**Short task:**
Return the lines beginning at the one that contains "What data was" and running to the end of the records, exactly and with nothing else. Omit pictures.

/---

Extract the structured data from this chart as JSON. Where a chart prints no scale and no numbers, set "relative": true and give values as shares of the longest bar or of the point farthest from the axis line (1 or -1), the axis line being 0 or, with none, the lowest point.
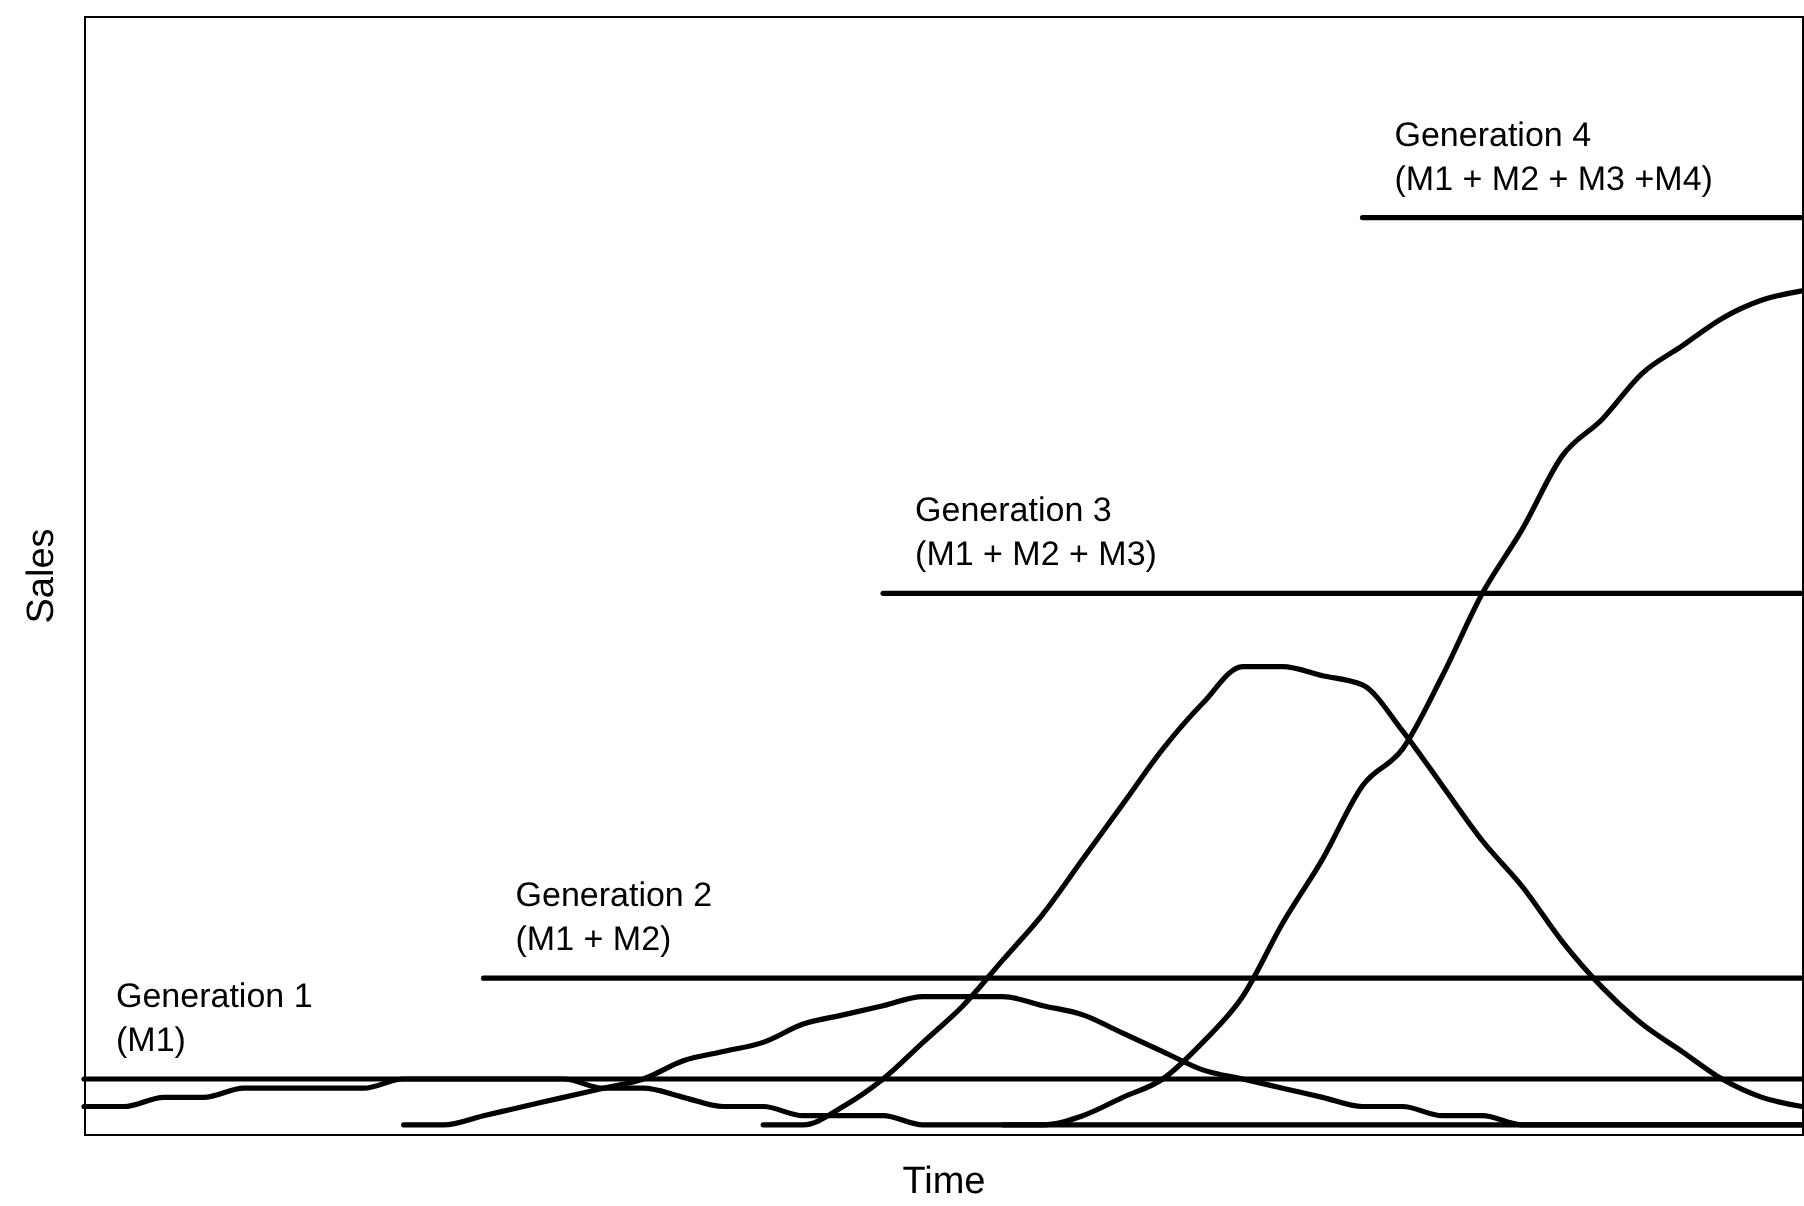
{
  "chart_data": {
    "type": "line",
    "relative": true,
    "xlabel": "Time",
    "ylabel": "Sales",
    "categories": [
      null,
      null,
      null,
      null,
      null,
      null,
      null,
      null,
      null,
      null,
      null,
      null,
      null,
      null,
      null,
      null,
      null,
      null,
      null,
      null,
      null,
      null,
      null,
      null,
      null,
      null,
      null,
      null,
      null,
      null,
      null,
      null,
      null,
      null,
      null,
      null,
      null,
      null,
      null,
      null,
      null,
      null,
      null,
      null
    ],
    "series": [
      {
        "color": "#000000",
        "values": [
          0.06,
          0.06,
          0.06,
          0.06,
          0.06,
          0.06,
          0.06,
          0.06,
          0.06,
          0.06,
          0.06,
          0.06,
          0.06,
          0.06,
          0.06,
          0.06,
          0.06,
          0.06,
          0.06,
          0.06,
          0.06,
          0.06,
          0.06,
          0.06,
          0.06,
          0.06,
          0.06,
          0.06,
          0.06,
          0.06,
          0.06,
          0.06,
          0.06,
          0.06,
          0.06,
          0.06,
          0.06,
          0.06,
          0.06,
          0.06,
          0.06,
          0.06,
          0.06,
          0.06
        ]
      },
      {
        "color": "#000000",
        "values": [
          null,
          null,
          null,
          null,
          null,
          null,
          null,
          null,
          null,
          null,
          0.17,
          0.17,
          0.17,
          0.17,
          0.17,
          0.17,
          0.17,
          0.17,
          0.17,
          0.17,
          0.17,
          0.17,
          0.17,
          0.17,
          0.17,
          0.17,
          0.17,
          0.17,
          0.17,
          0.17,
          0.17,
          0.17,
          0.17,
          0.17,
          0.17,
          0.17,
          0.17,
          0.17,
          0.17,
          0.17,
          0.17,
          0.17,
          0.17,
          0.17
        ]
      },
      {
        "color": "#000000",
        "values": [
          null,
          null,
          null,
          null,
          null,
          null,
          null,
          null,
          null,
          null,
          null,
          null,
          null,
          null,
          null,
          null,
          null,
          null,
          null,
          null,
          0.59,
          0.59,
          0.59,
          0.59,
          0.59,
          0.59,
          0.59,
          0.59,
          0.59,
          0.59,
          0.59,
          0.59,
          0.59,
          0.59,
          0.59,
          0.59,
          0.59,
          0.59,
          0.59,
          0.59,
          0.59,
          0.59,
          0.59,
          0.59
        ]
      },
      {
        "color": "#000000",
        "values": [
          null,
          null,
          null,
          null,
          null,
          null,
          null,
          null,
          null,
          null,
          null,
          null,
          null,
          null,
          null,
          null,
          null,
          null,
          null,
          null,
          null,
          null,
          null,
          null,
          null,
          null,
          null,
          null,
          null,
          null,
          null,
          null,
          1,
          1,
          1,
          1,
          1,
          1,
          1,
          1,
          1,
          1,
          1,
          1
        ]
      },
      {
        "color": "#000000",
        "values": [
          0.03,
          0.03,
          0.04,
          0.04,
          0.05,
          0.05,
          0.05,
          0.05,
          0.06,
          0.06,
          0.06,
          0.06,
          0.06,
          0.05,
          0.05,
          0.04,
          0.03,
          0.03,
          0.02,
          0.02,
          0.02,
          0.01,
          0.01,
          0.01,
          0.01,
          0.01,
          0.01,
          0.01,
          0.01,
          0.01,
          0.01,
          0.01,
          0.01,
          0.01,
          0.01,
          0.01,
          0.01,
          0.01,
          0.01,
          0.01,
          0.01,
          0.01,
          0.01,
          0.01
        ]
      },
      {
        "color": "#000000",
        "values": [
          null,
          null,
          null,
          null,
          null,
          null,
          null,
          null,
          0.01,
          0.01,
          0.02,
          0.03,
          0.04,
          0.05,
          0.06,
          0.08,
          0.09,
          0.1,
          0.12,
          0.13,
          0.14,
          0.15,
          0.15,
          0.15,
          0.14,
          0.13,
          0.11,
          0.09,
          0.07,
          0.06,
          0.05,
          0.04,
          0.03,
          0.03,
          0.02,
          0.02,
          0.01,
          0.01,
          0.01,
          0.01,
          0.01,
          0.01,
          0.01,
          0.01
        ]
      },
      {
        "color": "#000000",
        "values": [
          null,
          null,
          null,
          null,
          null,
          null,
          null,
          null,
          null,
          null,
          null,
          null,
          null,
          null,
          null,
          null,
          null,
          0.01,
          0.01,
          0.03,
          0.06,
          0.1,
          0.14,
          0.19,
          0.24,
          0.3,
          0.36,
          0.42,
          0.47,
          0.51,
          0.51,
          0.5,
          0.49,
          0.44,
          0.38,
          0.32,
          0.27,
          0.21,
          0.16,
          0.12,
          0.09,
          0.06,
          0.04,
          0.03
        ]
      },
      {
        "color": "#000000",
        "values": [
          null,
          null,
          null,
          null,
          null,
          null,
          null,
          null,
          null,
          null,
          null,
          null,
          null,
          null,
          null,
          null,
          null,
          null,
          null,
          null,
          null,
          null,
          null,
          0.01,
          0.01,
          0.02,
          0.04,
          0.06,
          0.1,
          0.15,
          0.23,
          0.3,
          0.38,
          0.42,
          0.5,
          0.59,
          0.66,
          0.74,
          0.78,
          0.83,
          0.86,
          0.89,
          0.91,
          0.92
        ]
      }
    ],
    "annotations": [
      "Generation 1\n(M1)",
      "Generation 2\n(M1 + M2)",
      "Generation 3\n(M1 + M2 + M3)",
      "Generation 4\n(M1 + M2 + M3 +M4)"
    ]
  }
}
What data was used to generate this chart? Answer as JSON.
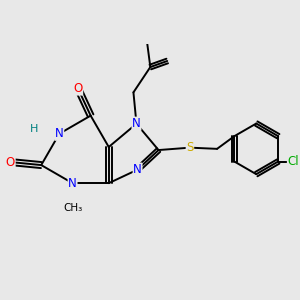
{
  "bg_color": "#e8e8e8",
  "atom_colors": {
    "N": "#0000ff",
    "O": "#ff0000",
    "S": "#ccaa00",
    "Cl": "#00aa00",
    "C": "#000000",
    "H": "#008080"
  },
  "bond_lw": 1.4,
  "font_size": 8.5,
  "fig_size": [
    3.0,
    3.0
  ],
  "dpi": 100,
  "xlim": [
    -1.8,
    3.0
  ],
  "ylim": [
    -1.5,
    2.0
  ]
}
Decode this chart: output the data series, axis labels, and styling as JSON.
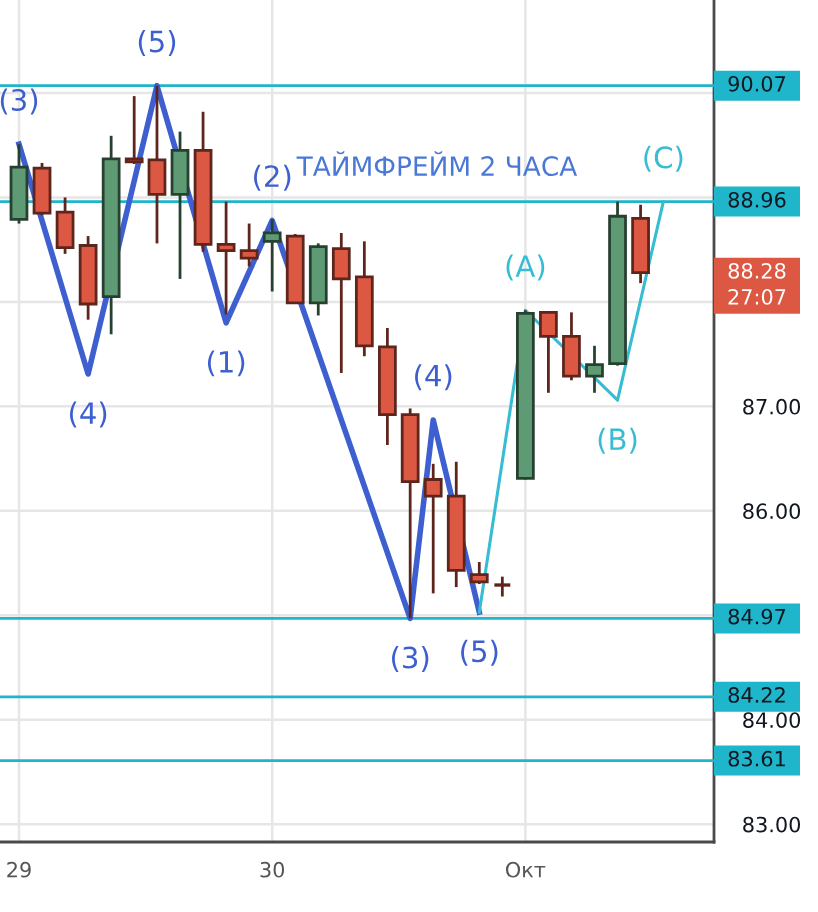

\---

**Solution to this exercise:**
What data was used to generate this chart? Answer as JSON.
{
  "bg_color": "#e8e8e8",
  "atom_colors": {
    "N": "#0000ff",
    "O": "#ff0000",
    "S": "#ccaa00",
    "Cl": "#00aa00",
    "C": "#000000",
    "H": "#008080"
  },
  "bond_lw": 1.4,
  "font_size": 8.5,
  "fig_size": [
    3.0,
    3.0
  ],
  "dpi": 100,
  "xlim": [
    -1.8,
    3.0
  ],
  "ylim": [
    -1.5,
    2.0
  ]
}
Decode this chart: output the data series, axis labels, and styling as JSON.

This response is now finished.